____ Exercise materials

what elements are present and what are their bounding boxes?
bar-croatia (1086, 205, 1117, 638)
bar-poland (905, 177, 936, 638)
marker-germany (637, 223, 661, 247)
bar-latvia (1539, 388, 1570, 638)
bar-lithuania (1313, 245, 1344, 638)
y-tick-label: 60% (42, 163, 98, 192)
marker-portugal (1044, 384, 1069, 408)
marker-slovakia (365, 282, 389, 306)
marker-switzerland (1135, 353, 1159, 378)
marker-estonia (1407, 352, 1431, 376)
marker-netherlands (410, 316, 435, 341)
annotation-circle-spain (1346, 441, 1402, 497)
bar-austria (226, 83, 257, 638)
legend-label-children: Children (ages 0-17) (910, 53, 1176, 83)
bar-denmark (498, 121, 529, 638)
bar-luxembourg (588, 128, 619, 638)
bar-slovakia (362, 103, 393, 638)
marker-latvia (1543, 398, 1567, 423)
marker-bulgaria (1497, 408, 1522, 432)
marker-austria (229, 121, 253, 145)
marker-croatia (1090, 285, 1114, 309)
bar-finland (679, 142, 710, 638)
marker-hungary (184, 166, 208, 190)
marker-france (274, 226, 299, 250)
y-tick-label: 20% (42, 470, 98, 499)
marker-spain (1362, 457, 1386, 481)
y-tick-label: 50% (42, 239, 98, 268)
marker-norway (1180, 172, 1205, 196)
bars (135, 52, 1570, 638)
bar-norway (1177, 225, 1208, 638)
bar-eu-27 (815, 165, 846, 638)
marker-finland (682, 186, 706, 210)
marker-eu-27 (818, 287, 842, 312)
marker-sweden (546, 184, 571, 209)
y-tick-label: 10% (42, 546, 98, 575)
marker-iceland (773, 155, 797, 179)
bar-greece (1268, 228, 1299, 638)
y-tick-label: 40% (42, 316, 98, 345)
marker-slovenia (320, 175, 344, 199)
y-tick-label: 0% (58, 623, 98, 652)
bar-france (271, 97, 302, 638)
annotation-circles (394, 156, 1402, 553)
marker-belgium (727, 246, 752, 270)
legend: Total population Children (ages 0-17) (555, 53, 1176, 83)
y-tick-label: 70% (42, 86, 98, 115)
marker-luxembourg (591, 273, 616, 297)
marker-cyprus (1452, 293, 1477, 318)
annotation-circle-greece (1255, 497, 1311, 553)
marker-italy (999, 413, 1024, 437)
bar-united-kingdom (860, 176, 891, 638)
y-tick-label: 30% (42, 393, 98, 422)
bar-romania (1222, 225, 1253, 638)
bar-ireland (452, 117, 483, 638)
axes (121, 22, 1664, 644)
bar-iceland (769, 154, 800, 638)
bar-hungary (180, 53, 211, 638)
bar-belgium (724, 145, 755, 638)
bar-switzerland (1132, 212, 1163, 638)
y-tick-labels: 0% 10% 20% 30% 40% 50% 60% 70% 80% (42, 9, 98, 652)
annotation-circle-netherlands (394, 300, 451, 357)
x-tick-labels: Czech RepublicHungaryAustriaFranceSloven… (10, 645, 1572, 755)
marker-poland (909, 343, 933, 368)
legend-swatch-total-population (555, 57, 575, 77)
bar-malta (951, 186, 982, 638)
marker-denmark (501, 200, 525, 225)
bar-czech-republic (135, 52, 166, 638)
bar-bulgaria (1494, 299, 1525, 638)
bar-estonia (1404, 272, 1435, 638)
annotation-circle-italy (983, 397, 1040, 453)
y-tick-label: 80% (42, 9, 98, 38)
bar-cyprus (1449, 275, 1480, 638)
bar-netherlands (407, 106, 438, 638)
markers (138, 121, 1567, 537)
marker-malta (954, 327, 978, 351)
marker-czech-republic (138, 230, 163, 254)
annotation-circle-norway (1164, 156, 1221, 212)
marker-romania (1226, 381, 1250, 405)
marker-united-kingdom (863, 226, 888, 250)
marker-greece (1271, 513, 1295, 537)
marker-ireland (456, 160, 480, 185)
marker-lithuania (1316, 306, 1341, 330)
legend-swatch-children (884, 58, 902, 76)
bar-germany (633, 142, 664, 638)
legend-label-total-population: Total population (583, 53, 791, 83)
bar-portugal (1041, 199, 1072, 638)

________

Rewrite the material from its first line through the line containing "bar-hungary (180, 53, 211, 638)" as a JSON list of strings, with one string per line and blank lines omitted.

[
  "what elements are present and what are their bounding boxes?",
  "bar-croatia (1086, 205, 1117, 638)",
  "bar-poland (905, 177, 936, 638)",
  "marker-germany (637, 223, 661, 247)",
  "bar-latvia (1539, 388, 1570, 638)",
  "bar-lithuania (1313, 245, 1344, 638)",
  "y-tick-label: 60% (42, 163, 98, 192)",
  "marker-portugal (1044, 384, 1069, 408)",
  "marker-slovakia (365, 282, 389, 306)",
  "marker-switzerland (1135, 353, 1159, 378)",
  "marker-estonia (1407, 352, 1431, 376)",
  "marker-netherlands (410, 316, 435, 341)",
  "annotation-circle-spain (1346, 441, 1402, 497)",
  "bar-austria (226, 83, 257, 638)",
  "legend-label-children: Children (ages 0-17) (910, 53, 1176, 83)",
  "bar-denmark (498, 121, 529, 638)",
  "bar-luxembourg (588, 128, 619, 638)",
  "bar-slovakia (362, 103, 393, 638)",
  "marker-latvia (1543, 398, 1567, 423)",
  "marker-bulgaria (1497, 408, 1522, 432)",
  "marker-austria (229, 121, 253, 145)",
  "marker-croatia (1090, 285, 1114, 309)",
  "bar-finland (679, 142, 710, 638)",
  "marker-hungary (184, 166, 208, 190)",
  "marker-france (274, 226, 299, 250)",
  "y-tick-label: 20% (42, 470, 98, 499)",
  "marker-spain (1362, 457, 1386, 481)",
  "y-tick-label: 50% (42, 239, 98, 268)",
  "marker-norway (1180, 172, 1205, 196)",
  "bars (135, 52, 1570, 638)",
  "bar-norway (1177, 225, 1208, 638)",
  "bar-eu-27 (815, 165, 846, 638)",
  "marker-finland (682, 186, 706, 210)",
  "marker-eu-27 (818, 287, 842, 312)",
  "marker-sweden (546, 184, 571, 209)",
  "y-tick-label: 10% (42, 546, 98, 575)",
  "marker-iceland (773, 155, 797, 179)",
  "bar-greece (1268, 228, 1299, 638)",
  "y-tick-label: 40% (42, 316, 98, 345)",
  "marker-slovenia (320, 175, 344, 199)",
  "y-tick-label: 0% (58, 623, 98, 652)",
  "bar-france (271, 97, 302, 638)",
  "annotation-circles (394, 156, 1402, 553)",
  "marker-belgium (727, 246, 752, 270)",
  "legend: Total population Children (ages 0-17) (555, 53, 1176, 83)",
  "y-tick-label: 70% (42, 86, 98, 115)",
  "marker-luxembourg (591, 273, 616, 297)",
  "marker-cyprus (1452, 293, 1477, 318)",
  "annotation-circle-greece (1255, 497, 1311, 553)",
  "marker-italy (999, 413, 1024, 437)",
  "bar-united-kingdom (860, 176, 891, 638)",
  "y-tick-label: 30% (42, 393, 98, 422)",
  "bar-romania (1222, 225, 1253, 638)",
  "bar-ireland (452, 117, 483, 638)",
  "axes (121, 22, 1664, 644)",
  "bar-iceland (769, 154, 800, 638)",
  "bar-hungary (180, 53, 211, 638)"
]